Bonjour à tous !
Pas de Jeudredi cette semaine : j’ai eu le malheur de me plonger dans l’histoire de la cinquième République, et ce que j’y ai trouvé m’a tellement passionné que j’ai décidé d’en faire un article d’opinion.
Il est possible que je ne garde que ce format de texte dans le futur : un sujet d’actualité approfondi, sur lequel j’appelle à la réflexion. Une version de Jeudredi plus dense, mais moins large. Dites-moi ce que vous en pensez !
Bonne lecture.
Je dînais chez mon père mardi soir, et, désireux de détendre l’atmosphère après que mon petit frère eut lancé un énième « wesh, y’en a marre de manger de la brandade de morue », je me hasardais à demander :
« Pensez-vous que la cinquième République soit à bout de souffle ? »
Et bien qu’il semble que j’eus grandement surestimé la capacité de cette question à apaiser les esprits, elle eut au moins le mérite de faire taire mon petit frère, qui se dédia entièrement à la dégustation de sa brandade, et de plonger ma belle-mère et moi dans un débat passionnant.
Un débat sur lequel j’aimerais donner ici mon opinion, en espérant que celle-ci vous invite à réfléchir sur l’état de notre démocratie.
Une constitution en fin de course ?
Face à l’impossibilité de trouver un consensus parlementaire sur le texte de la réforme des retraites et au passage en force du gouvernement par 49.3, le débat de savoir si la cinquième République est toujours à même d’organiser le gouvernement démocratique de la nation refait surface.

Ses détracteurs dénoncent un pouvoir vertical, une monarchie présidentielle au penchant autoritaire, un système mal adapté aux évolutions sociétales et politiques : les institutions ne s’accordent plus à la modernité.
Ses défenseurs pointent vers sa stabilité, son aptitude à outrepasser les blocages politiques et renvoient la faute à la proposition politique : les hommes n’ont plus l’envergure des institutions.
Pour éclairer ce débat, il est essentiel de comprendre le contexte de la création de la cinquième République et ses particularités.
Pourquoi parle-t-on de crise de la démocratie ?
Situons le débat.
Dans le contexte de la réforme des retraites, la “crise de la démocratie” se traduit par la déconnexion entre la volonté du peuple, s’exprimant dans la rue et représentée dans l’hémicycle, et la politique suivie par l’exécutif, usant d’outils constitutionnels pour passer en force.
De manière plus générale, on peut noter le désintérêt de la politique, l’abstentionnisme électoral, l’affaiblissement des partis, la défiance du peuple envers les élites et les institutions, la crise de la représentation, le chamboulement du paysage politique, et la remise en question de la légitimité du président élu, comme autant de symptômes d’une démocratie qui va mal. Une situation qui s’inscrit dans un contexte de profonds bouleversements sociétaux, avec (i) l’avènement des réseaux sociaux, créant un nouveau rapport à l’information et assujettissant l’opinion à la désinformation et à la polarisation ; et (ii) des remises en question de la démocratie comme modèle capable d’apporter une réponse aux crises sanitaire, terroriste, et climatique, et capable d’endiguer la montée des régimes autoritaires.

■ Données enregistrées ■
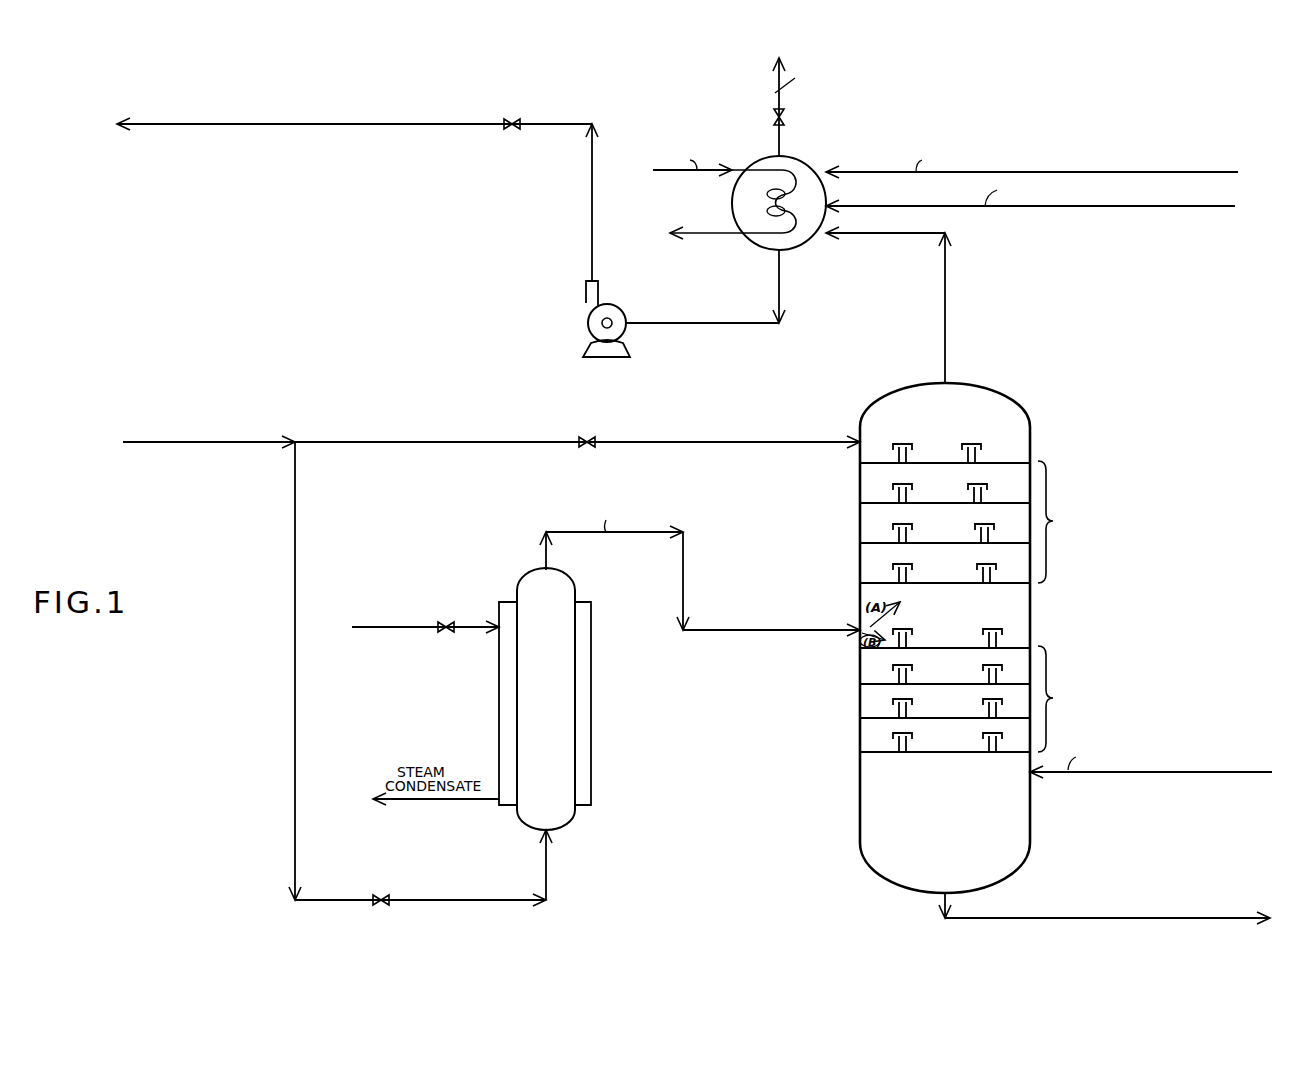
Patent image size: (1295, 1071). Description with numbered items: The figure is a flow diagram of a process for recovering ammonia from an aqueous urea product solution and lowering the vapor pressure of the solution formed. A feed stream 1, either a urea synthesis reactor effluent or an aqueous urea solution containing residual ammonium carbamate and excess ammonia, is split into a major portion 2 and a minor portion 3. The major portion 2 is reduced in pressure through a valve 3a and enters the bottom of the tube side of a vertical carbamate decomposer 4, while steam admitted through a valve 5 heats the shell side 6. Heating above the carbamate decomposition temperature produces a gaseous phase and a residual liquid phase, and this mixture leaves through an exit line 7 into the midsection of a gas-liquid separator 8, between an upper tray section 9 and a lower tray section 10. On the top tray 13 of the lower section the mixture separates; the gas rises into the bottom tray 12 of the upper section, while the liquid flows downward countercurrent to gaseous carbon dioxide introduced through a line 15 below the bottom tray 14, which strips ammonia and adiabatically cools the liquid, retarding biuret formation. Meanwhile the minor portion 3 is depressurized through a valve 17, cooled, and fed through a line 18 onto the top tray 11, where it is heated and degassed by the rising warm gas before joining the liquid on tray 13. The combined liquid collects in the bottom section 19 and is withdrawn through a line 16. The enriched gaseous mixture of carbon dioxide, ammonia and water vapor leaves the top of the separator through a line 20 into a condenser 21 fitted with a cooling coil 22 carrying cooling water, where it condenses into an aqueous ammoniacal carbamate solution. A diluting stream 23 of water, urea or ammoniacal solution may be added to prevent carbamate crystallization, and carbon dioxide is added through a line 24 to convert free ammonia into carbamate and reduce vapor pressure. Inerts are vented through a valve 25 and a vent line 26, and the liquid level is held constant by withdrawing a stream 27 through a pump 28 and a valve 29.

The stream 1 is at (220, 440).
The major portion 2 is at (293, 676).
The minor portion 3 is at (457, 440).
The valve 3a is at (383, 894).
The vertical carbamate decomposer 4 is at (575, 823).
The valve 5 is at (447, 618).
The shell side 6 is at (499, 704).
The exit line 7 is at (683, 594).
The gas-liquid separator 8 is at (1035, 612).
The upper tray section 9 is at (967, 522).
The lower tray section 10 is at (979, 699).
The top tray 11 is at (945, 458).
The bottom tray 12 is at (956, 583).
The top tray 13 is at (966, 648).
The bottom tray 14 is at (962, 752).
The line 15 is at (1172, 772).
The line 16 is at (1208, 916).
The valve 17 is at (589, 436).
The line 18 is at (722, 440).
The bottom section 19 is at (860, 834).
The line 20 is at (947, 340).
The condenser 21 is at (798, 164).
The cooling coil 22 is at (773, 238).
The stream 23 is at (1200, 171).
The line 24 is at (1200, 208).
The valve 25 is at (770, 118).
The vent line 26 is at (776, 84).
The stream 27 is at (337, 126).
The pump 28 is at (585, 334).
The valve 29 is at (508, 132).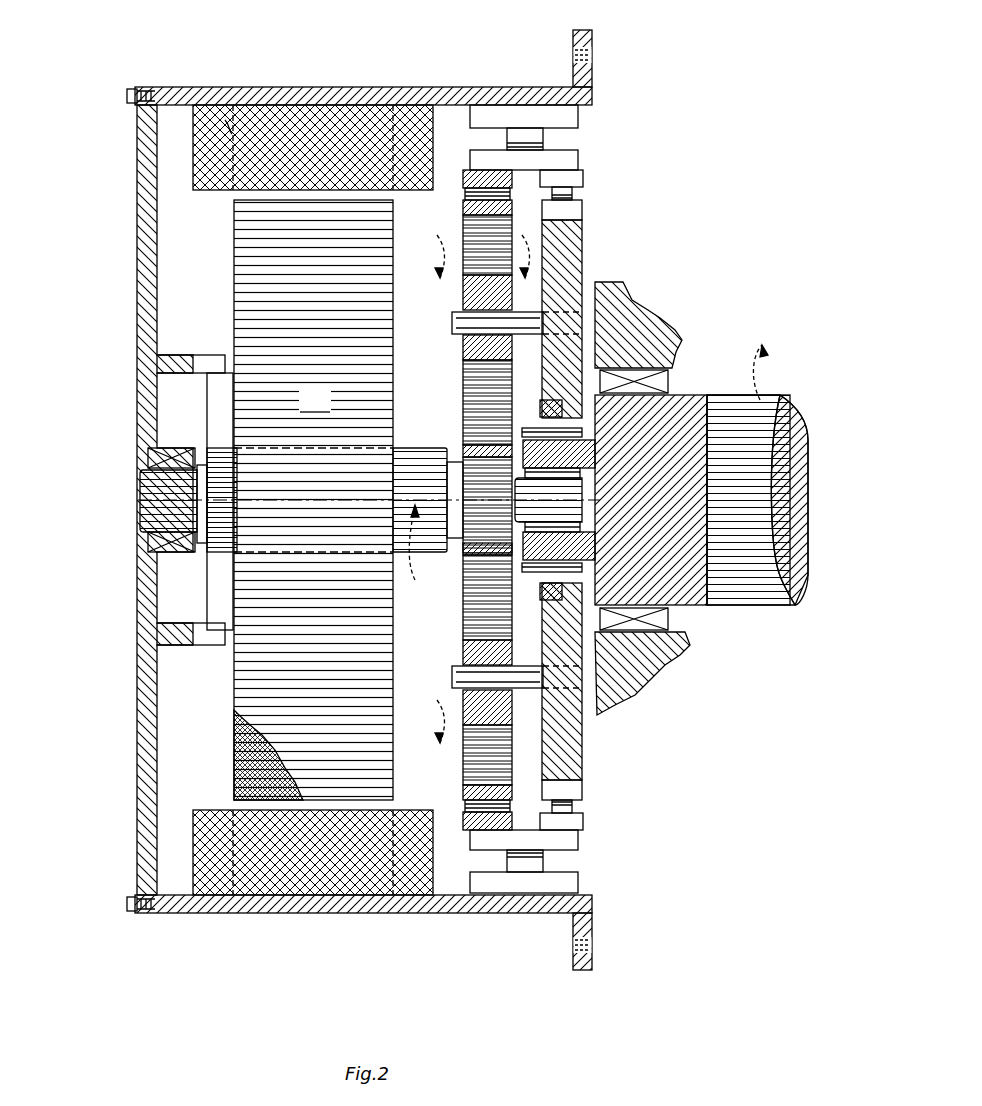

■ Travail à réaliser ■
(1) Reformulez sous forme de liste le paragraphe de la page qui commence par « De manière plus générale », en conservant ses faits principaux.
(2) Indiquez si chacune des affirmations suivantes concorde avec la page, en justifiant par une citation exacte : (a) le repas chez le père a eu lieu un mardi soir ; (b) le petit frère a pris une part active au débat ; (c) les défenseurs de la cinquième République mettent en avant sa stabilité.
(3) Reproduisez à l'identique tout le passage de la page allant de « Pour éclairer ce » jusqu'à « Situons le débat. ».
Ces données forment un ensemble indépendant de la page.

■ Corrigé ■
(1)
Symptômes d'une démocratie qui va mal :
- désintérêt de la politique ;
- abstentionnisme électoral ;
- affaiblissement des partis ;
- défiance du peuple envers les élites et les institutions ;
- crise de la représentation ;
- chamboulement du paysage politique ;
- remise en question de la légitimité du président élu.

Contexte de profonds bouleversements sociétaux :
- avènement des réseaux sociaux, qui crée un nouveau rapport à l'information et expose l'opinion à la désinformation et à la polarisation ;
- remises en question de la démocratie comme modèle capable de répondre aux crises sanitaire, terroriste et climatique, et d'endiguer la montée des régimes autoritaires.

(2)
(a) Oui : « Je dînais chez mon père mardi soir ».
(b) Non : « qui se dédia entièrement à la dégustation de sa brandade ».
(c) Oui : « Ses défenseurs pointent vers sa stabilité ».

(3)
Pour éclairer ce débat, il est essentiel de comprendre le contexte de la création de la cinquième République et ses particularités.
Pourquoi parle-t-on de crise de la démocratie ?
Situons le débat.